## [DATA TO PROCESS]
+ + +

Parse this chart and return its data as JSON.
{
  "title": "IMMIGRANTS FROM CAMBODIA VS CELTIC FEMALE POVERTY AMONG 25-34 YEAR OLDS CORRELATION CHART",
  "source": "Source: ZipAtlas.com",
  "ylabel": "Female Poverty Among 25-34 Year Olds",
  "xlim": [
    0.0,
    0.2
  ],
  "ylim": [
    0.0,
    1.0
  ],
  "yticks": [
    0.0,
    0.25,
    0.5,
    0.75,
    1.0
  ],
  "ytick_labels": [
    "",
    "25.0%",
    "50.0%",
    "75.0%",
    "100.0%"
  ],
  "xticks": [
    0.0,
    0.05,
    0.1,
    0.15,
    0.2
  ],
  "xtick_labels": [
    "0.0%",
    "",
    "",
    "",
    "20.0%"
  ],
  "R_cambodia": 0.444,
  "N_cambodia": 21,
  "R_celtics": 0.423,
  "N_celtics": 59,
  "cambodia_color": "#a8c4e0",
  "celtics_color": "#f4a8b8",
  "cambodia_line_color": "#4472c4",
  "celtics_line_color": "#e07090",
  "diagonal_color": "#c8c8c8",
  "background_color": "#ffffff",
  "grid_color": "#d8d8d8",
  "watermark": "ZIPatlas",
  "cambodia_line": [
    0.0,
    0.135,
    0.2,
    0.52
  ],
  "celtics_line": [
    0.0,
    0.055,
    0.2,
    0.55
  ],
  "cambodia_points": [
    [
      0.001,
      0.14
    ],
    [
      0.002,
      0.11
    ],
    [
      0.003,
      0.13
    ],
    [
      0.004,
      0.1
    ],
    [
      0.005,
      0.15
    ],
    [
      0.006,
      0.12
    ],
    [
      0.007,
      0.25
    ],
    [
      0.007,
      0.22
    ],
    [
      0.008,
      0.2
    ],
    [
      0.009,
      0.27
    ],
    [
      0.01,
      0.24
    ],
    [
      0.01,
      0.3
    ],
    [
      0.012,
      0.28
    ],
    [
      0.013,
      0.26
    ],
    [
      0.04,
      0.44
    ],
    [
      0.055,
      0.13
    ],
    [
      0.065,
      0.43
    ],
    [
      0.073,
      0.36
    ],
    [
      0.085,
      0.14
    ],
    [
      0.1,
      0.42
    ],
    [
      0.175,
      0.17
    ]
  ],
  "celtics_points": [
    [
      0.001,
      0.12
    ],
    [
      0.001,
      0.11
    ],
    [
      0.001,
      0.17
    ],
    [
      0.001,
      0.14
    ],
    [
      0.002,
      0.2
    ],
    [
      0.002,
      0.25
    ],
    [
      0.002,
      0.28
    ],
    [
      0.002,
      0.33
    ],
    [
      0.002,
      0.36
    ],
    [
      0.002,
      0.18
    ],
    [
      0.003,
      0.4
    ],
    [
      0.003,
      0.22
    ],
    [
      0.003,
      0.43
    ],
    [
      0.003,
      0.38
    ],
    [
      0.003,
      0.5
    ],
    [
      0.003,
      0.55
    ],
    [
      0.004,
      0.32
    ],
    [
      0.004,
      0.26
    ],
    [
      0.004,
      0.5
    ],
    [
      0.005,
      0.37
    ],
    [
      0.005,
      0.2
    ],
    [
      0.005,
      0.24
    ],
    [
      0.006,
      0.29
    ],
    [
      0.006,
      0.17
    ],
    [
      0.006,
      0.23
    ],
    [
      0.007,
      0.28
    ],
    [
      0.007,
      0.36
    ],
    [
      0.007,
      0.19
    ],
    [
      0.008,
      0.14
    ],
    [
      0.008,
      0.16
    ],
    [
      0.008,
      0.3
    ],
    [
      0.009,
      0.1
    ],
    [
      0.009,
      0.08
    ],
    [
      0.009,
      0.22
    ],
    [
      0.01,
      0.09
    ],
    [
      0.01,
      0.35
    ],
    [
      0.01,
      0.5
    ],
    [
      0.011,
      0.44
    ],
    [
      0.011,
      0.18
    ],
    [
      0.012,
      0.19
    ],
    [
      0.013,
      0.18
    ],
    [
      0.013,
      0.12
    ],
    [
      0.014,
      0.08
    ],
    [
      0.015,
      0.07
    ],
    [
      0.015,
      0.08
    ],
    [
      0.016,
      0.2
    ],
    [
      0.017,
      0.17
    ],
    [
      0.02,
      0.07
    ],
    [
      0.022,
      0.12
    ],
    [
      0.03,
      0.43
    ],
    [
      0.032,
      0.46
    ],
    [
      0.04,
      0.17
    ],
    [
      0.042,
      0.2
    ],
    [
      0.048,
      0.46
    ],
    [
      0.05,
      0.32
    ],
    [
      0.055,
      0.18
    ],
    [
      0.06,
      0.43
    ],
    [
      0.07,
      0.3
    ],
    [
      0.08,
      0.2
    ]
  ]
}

+ + +

## [REQUIREMENT]
Copy each record from above exactly, and include every line.

## [COMPLETE RESPONSE]
Parse this chart and return its data as JSON.
{
  "title": "IMMIGRANTS FROM CAMBODIA VS CELTIC FEMALE POVERTY AMONG 25-34 YEAR OLDS CORRELATION CHART",
  "source": "Source: ZipAtlas.com",
  "ylabel": "Female Poverty Among 25-34 Year Olds",
  "xlim": [
    0.0,
    0.2
  ],
  "ylim": [
    0.0,
    1.0
  ],
  "yticks": [
    0.0,
    0.25,
    0.5,
    0.75,
    1.0
  ],
  "ytick_labels": [
    "",
    "25.0%",
    "50.0%",
    "75.0%",
    "100.0%"
  ],
  "xticks": [
    0.0,
    0.05,
    0.1,
    0.15,
    0.2
  ],
  "xtick_labels": [
    "0.0%",
    "",
    "",
    "",
    "20.0%"
  ],
  "R_cambodia": 0.444,
  "N_cambodia": 21,
  "R_celtics": 0.423,
  "N_celtics": 59,
  "cambodia_color": "#a8c4e0",
  "celtics_color": "#f4a8b8",
  "cambodia_line_color": "#4472c4",
  "celtics_line_color": "#e07090",
  "diagonal_color": "#c8c8c8",
  "background_color": "#ffffff",
  "grid_color": "#d8d8d8",
  "watermark": "ZIPatlas",
  "cambodia_line": [
    0.0,
    0.135,
    0.2,
    0.52
  ],
  "celtics_line": [
    0.0,
    0.055,
    0.2,
    0.55
  ],
  "cambodia_points": [
    [
      0.001,
      0.14
    ],
    [
      0.002,
      0.11
    ],
    [
      0.003,
      0.13
    ],
    [
      0.004,
      0.1
    ],
    [
      0.005,
      0.15
    ],
    [
      0.006,
      0.12
    ],
    [
      0.007,
      0.25
    ],
    [
      0.007,
      0.22
    ],
    [
      0.008,
      0.2
    ],
    [
      0.009,
      0.27
    ],
    [
      0.01,
      0.24
    ],
    [
      0.01,
      0.3
    ],
    [
      0.012,
      0.28
    ],
    [
      0.013,
      0.26
    ],
    [
      0.04,
      0.44
    ],
    [
      0.055,
      0.13
    ],
    [
      0.065,
      0.43
    ],
    [
      0.073,
      0.36
    ],
    [
      0.085,
      0.14
    ],
    [
      0.1,
      0.42
    ],
    [
      0.175,
      0.17
    ]
  ],
  "celtics_points": [
    [
      0.001,
      0.12
    ],
    [
      0.001,
      0.11
    ],
    [
      0.001,
      0.17
    ],
    [
      0.001,
      0.14
    ],
    [
      0.002,
      0.2
    ],
    [
      0.002,
      0.25
    ],
    [
      0.002,
      0.28
    ],
    [
      0.002,
      0.33
    ],
    [
      0.002,
      0.36
    ],
    [
      0.002,
      0.18
    ],
    [
      0.003,
      0.4
    ],
    [
      0.003,
      0.22
    ],
    [
      0.003,
      0.43
    ],
    [
      0.003,
      0.38
    ],
    [
      0.003,
      0.5
    ],
    [
      0.003,
      0.55
    ],
    [
      0.004,
      0.32
    ],
    [
      0.004,
      0.26
    ],
    [
      0.004,
      0.5
    ],
    [
      0.005,
      0.37
    ],
    [
      0.005,
      0.2
    ],
    [
      0.005,
      0.24
    ],
    [
      0.006,
      0.29
    ],
    [
      0.006,
      0.17
    ],
    [
      0.006,
      0.23
    ],
    [
      0.007,
      0.28
    ],
    [
      0.007,
      0.36
    ],
    [
      0.007,
      0.19
    ],
    [
      0.008,
      0.14
    ],
    [
      0.008,
      0.16
    ],
    [
      0.008,
      0.3
    ],
    [
      0.009,
      0.1
    ],
    [
      0.009,
      0.08
    ],
    [
      0.009,
      0.22
    ],
    [
      0.01,
      0.09
    ],
    [
      0.01,
      0.35
    ],
    [
      0.01,
      0.5
    ],
    [
      0.011,
      0.44
    ],
    [
      0.011,
      0.18
    ],
    [
      0.012,
      0.19
    ],
    [
      0.013,
      0.18
    ],
    [
      0.013,
      0.12
    ],
    [
      0.014,
      0.08
    ],
    [
      0.015,
      0.07
    ],
    [
      0.015,
      0.08
    ],
    [
      0.016,
      0.2
    ],
    [
      0.017,
      0.17
    ],
    [
      0.02,
      0.07
    ],
    [
      0.022,
      0.12
    ],
    [
      0.03,
      0.43
    ],
    [
      0.032,
      0.46
    ],
    [
      0.04,
      0.17
    ],
    [
      0.042,
      0.2
    ],
    [
      0.048,
      0.46
    ],
    [
      0.05,
      0.32
    ],
    [
      0.055,
      0.18
    ],
    [
      0.06,
      0.43
    ],
    [
      0.07,
      0.3
    ],
    [
      0.08,
      0.2
    ]
  ]
}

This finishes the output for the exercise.